Without the pictures, set down every line of the data exactly.

→ Input material:

☆ ☆ ☆ ☆ ☆

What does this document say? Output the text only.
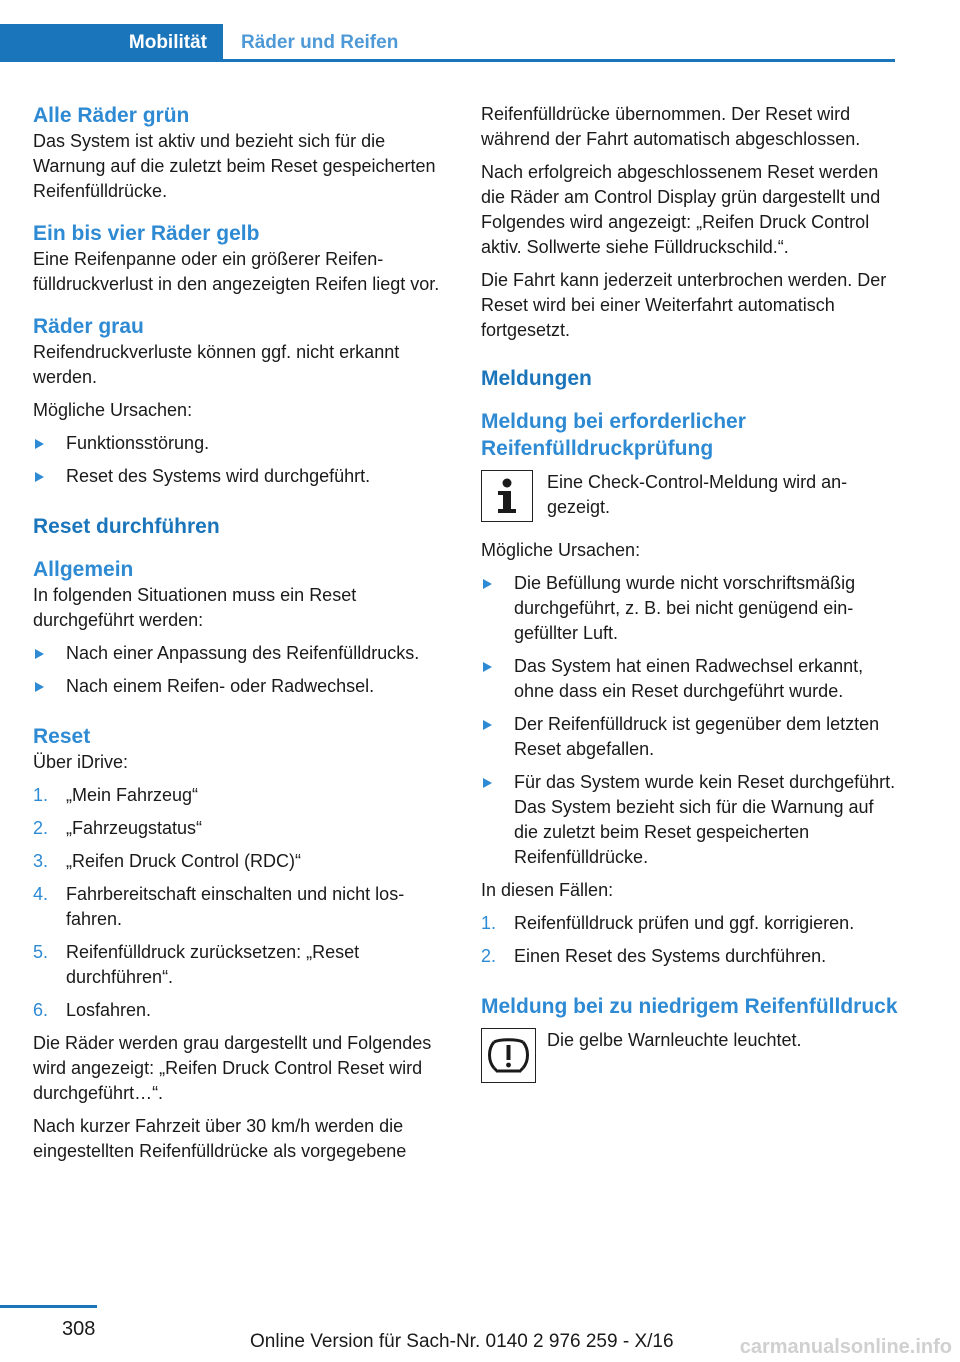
Mobilität	Räder und Reifen
Alle Räder grün

Das System ist aktiv und bezieht sich für die Warnung auf die zuletzt beim Reset gespeicherten Reifenfülldrücke.

Ein bis vier Räder gelb

Eine Reifenpanne oder ein größerer Reifenfülldruckverlust in den angezeigten Reifen liegt vor.

Räder grau

Reifendruckverluste können ggf. nicht erkannt werden.

Mögliche Ursachen:

Funktionsstörung.
Reset des Systems wird durchgeführt.
Reset durchführen
Allgemein

In folgenden Situationen muss ein Reset durchgeführt werden:

Nach einer Anpassung des Reifenfülldrucks.
Nach einem Reifen- oder Radwechsel.
Reset

Über iDrive:

1. „Mein Fahrzeug“
2. „Fahrzeugstatus“
3. „Reifen Druck Control (RDC)“
4. Fahrbereitschaft einschalten und nicht losfahren.
5. Reifenfülldruck zurücksetzen: „Reset durchführen“.
6. Losfahren.

Die Räder werden grau dargestellt und Folgendes wird angezeigt: „Reifen Druck Control Reset wird durchgeführt…“.

Nach kurzer Fahrzeit über 30 km/h werden die eingestellten Reifenfülldrücke als vorgegebene

Reifenfülldrücke übernommen. Der Reset wird während der Fahrt automatisch abgeschlossen.

Nach erfolgreich abgeschlossenem Reset werden die Räder am Control Display grün dargestellt und Folgendes wird angezeigt: „Reifen Druck Control aktiv. Sollwerte siehe Fülldruckschild.“.

Die Fahrt kann jederzeit unterbrochen werden. Der Reset wird bei einer Weiterfahrt automatisch fortgesetzt.

Meldungen
Meldung bei erforderlicher Reifenfülldruckprüfung

Eine Check-Control-Meldung wird angezeigt.

Mögliche Ursachen:

Die Befüllung wurde nicht vorschriftsmäßig durchgeführt, z. B. bei nicht genügend eingefüllter Luft.
Das System hat einen Radwechsel erkannt, ohne dass ein Reset durchgeführt wurde.
Der Reifenfülldruck ist gegenüber dem letzten Reset abgefallen.
Für das System wurde kein Reset durchgeführt. Das System bezieht sich für die Warnung auf die zuletzt beim Reset gespeicherten Reifenfülldrücke.

In diesen Fällen:

1. Reifenfülldruck prüfen und ggf. korrigieren.
2. Einen Reset des Systems durchführen.
Meldung bei zu niedrigem Reifenfülldruck

Die gelbe Warnleuchte leuchtet.

308
Online Version für Sach-Nr. 0140 2 976 259 - X/16	carmanualsonline.info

☆ ☆ ☆ ☆ ☆

→ Completed exercise:
What does this document say? Output the text only.
Mobilität	Räder und Reifen
Alle Räder grün

Das System ist aktiv und bezieht sich für die Warnung auf die zuletzt beim Reset gespeicherten Reifenfülldrücke.

Ein bis vier Räder gelb

Eine Reifenpanne oder ein größerer Reifenfülldruckverlust in den angezeigten Reifen liegt vor.

Räder grau

Reifendruckverluste können ggf. nicht erkannt werden.

Mögliche Ursachen:

Funktionsstörung.
Reset des Systems wird durchgeführt.
Reset durchführen
Allgemein

In folgenden Situationen muss ein Reset durchgeführt werden:

Nach einer Anpassung des Reifenfülldrucks.
Nach einem Reifen- oder Radwechsel.
Reset

Über iDrive:

1. „Mein Fahrzeug“
2. „Fahrzeugstatus“
3. „Reifen Druck Control (RDC)“
4. Fahrbereitschaft einschalten und nicht losfahren.
5. Reifenfülldruck zurücksetzen: „Reset durchführen“.
6. Losfahren.

Die Räder werden grau dargestellt und Folgendes wird angezeigt: „Reifen Druck Control Reset wird durchgeführt…“.

Nach kurzer Fahrzeit über 30 km/h werden die eingestellten Reifenfülldrücke als vorgegebene

Reifenfülldrücke übernommen. Der Reset wird während der Fahrt automatisch abgeschlossen.

Nach erfolgreich abgeschlossenem Reset werden die Räder am Control Display grün dargestellt und Folgendes wird angezeigt: „Reifen Druck Control aktiv. Sollwerte siehe Fülldruckschild.“.

Die Fahrt kann jederzeit unterbrochen werden. Der Reset wird bei einer Weiterfahrt automatisch fortgesetzt.

Meldungen
Meldung bei erforderlicher Reifenfülldruckprüfung

Eine Check-Control-Meldung wird angezeigt.

Mögliche Ursachen:

Die Befüllung wurde nicht vorschriftsmäßig durchgeführt, z. B. bei nicht genügend eingefüllter Luft.
Das System hat einen Radwechsel erkannt, ohne dass ein Reset durchgeführt wurde.
Der Reifenfülldruck ist gegenüber dem letzten Reset abgefallen.
Für das System wurde kein Reset durchgeführt. Das System bezieht sich für die Warnung auf die zuletzt beim Reset gespeicherten Reifenfülldrücke.

In diesen Fällen:

1. Reifenfülldruck prüfen und ggf. korrigieren.
2. Einen Reset des Systems durchführen.
Meldung bei zu niedrigem Reifenfülldruck

Die gelbe Warnleuchte leuchtet.

308
Online Version für Sach-Nr. 0140 2 976 259 - X/16	carmanualsonline.info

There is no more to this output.